Scan the data. Collect each line that contains the word "title".

►

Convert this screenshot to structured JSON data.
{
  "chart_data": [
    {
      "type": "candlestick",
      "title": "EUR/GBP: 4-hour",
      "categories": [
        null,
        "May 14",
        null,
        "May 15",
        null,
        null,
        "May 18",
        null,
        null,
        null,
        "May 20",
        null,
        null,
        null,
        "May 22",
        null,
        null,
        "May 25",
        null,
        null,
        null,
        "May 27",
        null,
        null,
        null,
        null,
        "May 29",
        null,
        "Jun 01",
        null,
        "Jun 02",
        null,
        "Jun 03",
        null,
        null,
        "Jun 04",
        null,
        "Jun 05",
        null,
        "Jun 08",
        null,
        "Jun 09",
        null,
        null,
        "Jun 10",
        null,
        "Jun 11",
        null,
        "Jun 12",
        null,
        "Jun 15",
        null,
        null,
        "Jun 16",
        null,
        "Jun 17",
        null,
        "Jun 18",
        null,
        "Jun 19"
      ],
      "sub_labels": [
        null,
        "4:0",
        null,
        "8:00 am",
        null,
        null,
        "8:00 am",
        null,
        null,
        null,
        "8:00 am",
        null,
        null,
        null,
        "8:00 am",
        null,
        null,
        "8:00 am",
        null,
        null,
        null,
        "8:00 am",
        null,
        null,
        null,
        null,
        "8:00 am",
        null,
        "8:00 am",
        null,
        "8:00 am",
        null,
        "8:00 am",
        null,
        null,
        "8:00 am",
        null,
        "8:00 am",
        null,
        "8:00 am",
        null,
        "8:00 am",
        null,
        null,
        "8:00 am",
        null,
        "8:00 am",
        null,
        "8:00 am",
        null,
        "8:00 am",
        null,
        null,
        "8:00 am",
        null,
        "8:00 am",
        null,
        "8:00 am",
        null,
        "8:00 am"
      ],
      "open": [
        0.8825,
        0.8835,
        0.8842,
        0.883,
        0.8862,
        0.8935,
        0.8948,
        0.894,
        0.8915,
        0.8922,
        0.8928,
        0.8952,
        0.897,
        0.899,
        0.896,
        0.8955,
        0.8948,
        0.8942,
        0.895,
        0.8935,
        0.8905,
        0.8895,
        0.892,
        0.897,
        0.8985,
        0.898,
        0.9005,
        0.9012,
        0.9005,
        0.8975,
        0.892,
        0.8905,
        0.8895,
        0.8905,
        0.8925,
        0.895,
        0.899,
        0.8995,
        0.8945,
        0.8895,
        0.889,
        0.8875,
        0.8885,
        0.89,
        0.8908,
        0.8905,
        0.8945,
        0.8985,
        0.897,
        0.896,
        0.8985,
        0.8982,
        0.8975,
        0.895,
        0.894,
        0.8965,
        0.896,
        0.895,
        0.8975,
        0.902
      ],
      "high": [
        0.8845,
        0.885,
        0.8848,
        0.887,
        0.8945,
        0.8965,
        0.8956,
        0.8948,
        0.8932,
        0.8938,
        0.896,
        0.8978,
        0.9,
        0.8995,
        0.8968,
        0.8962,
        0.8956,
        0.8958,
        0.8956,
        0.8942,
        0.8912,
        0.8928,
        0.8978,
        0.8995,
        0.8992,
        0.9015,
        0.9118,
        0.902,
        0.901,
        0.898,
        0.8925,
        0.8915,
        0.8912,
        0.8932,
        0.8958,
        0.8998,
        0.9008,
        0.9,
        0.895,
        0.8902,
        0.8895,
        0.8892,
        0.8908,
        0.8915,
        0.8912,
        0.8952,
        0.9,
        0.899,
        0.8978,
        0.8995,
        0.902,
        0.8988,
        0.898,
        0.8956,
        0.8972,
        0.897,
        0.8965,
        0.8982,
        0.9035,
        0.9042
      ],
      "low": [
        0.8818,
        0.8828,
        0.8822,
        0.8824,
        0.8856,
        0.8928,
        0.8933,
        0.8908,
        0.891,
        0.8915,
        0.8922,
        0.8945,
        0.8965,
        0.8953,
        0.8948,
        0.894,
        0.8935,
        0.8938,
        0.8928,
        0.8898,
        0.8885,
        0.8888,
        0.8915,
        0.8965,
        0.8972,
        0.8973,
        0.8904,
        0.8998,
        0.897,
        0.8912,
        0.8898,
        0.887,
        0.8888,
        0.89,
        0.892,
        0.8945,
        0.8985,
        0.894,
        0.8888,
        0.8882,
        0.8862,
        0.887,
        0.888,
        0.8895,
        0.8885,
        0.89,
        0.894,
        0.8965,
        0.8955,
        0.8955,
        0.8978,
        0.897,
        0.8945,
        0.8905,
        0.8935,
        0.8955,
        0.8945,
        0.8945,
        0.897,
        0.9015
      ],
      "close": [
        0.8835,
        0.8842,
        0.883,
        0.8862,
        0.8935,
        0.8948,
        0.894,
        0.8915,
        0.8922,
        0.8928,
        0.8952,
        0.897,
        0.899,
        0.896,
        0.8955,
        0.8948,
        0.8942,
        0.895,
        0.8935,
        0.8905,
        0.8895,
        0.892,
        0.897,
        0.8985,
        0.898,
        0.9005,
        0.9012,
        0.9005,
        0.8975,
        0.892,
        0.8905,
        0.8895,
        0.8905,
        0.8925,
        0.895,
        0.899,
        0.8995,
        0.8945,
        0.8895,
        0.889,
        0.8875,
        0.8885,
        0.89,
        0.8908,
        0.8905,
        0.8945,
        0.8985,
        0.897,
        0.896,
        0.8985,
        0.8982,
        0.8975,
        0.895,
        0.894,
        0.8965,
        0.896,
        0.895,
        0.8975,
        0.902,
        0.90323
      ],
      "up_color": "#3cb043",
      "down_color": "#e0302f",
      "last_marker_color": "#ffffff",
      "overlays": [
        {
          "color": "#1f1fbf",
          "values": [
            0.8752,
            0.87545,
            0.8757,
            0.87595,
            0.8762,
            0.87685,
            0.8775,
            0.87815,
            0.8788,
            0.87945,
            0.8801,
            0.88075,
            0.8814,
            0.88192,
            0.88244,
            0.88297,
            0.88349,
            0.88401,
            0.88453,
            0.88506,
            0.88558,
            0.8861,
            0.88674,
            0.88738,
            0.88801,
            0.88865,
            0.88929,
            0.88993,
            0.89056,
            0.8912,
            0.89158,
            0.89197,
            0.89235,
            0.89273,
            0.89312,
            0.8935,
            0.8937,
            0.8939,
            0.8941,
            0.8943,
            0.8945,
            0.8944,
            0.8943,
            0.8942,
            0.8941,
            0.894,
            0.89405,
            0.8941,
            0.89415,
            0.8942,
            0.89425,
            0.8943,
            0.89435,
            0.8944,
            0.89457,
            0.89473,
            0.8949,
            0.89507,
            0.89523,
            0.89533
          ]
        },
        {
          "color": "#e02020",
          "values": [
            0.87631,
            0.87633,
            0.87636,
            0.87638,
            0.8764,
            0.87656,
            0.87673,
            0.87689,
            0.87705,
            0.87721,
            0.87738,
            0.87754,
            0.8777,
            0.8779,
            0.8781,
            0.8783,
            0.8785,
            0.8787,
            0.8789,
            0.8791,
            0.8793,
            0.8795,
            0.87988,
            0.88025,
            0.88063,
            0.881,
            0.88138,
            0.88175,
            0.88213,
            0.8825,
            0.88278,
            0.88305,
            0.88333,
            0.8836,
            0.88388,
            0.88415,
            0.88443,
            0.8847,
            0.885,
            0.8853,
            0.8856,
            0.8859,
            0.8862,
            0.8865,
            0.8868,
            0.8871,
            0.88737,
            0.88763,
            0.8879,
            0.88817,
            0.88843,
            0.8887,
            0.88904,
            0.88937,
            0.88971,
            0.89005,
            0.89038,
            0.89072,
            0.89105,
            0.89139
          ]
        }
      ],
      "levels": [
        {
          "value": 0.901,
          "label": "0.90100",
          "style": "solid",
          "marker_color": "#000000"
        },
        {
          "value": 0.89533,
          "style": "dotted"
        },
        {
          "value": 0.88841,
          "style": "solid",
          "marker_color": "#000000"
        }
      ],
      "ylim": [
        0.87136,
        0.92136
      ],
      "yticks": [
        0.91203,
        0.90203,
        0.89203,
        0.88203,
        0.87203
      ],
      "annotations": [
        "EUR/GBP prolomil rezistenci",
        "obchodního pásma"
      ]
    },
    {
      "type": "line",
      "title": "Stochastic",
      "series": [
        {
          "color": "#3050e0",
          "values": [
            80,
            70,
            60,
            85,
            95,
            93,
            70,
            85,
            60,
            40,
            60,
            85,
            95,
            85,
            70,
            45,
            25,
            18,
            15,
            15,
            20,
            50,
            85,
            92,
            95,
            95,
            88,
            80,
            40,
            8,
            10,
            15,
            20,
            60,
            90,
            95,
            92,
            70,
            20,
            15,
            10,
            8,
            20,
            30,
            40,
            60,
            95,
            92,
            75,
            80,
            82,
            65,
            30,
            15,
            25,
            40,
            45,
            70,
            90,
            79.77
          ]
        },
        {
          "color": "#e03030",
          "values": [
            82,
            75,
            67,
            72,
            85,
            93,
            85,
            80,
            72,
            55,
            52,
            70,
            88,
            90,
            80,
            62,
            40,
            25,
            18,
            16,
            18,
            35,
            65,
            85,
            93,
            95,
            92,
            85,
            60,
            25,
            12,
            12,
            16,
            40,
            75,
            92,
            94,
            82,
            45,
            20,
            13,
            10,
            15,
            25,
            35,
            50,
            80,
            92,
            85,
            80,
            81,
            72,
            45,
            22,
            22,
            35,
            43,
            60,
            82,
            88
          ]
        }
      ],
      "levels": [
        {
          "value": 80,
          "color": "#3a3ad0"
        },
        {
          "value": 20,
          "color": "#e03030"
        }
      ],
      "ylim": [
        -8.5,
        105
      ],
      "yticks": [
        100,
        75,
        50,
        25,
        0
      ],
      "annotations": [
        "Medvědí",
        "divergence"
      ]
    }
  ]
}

◄

## [OUTPUT FOR THIS TASK]
      "title": "EUR/GBP: 4-hour",
      "title": "Stochastic",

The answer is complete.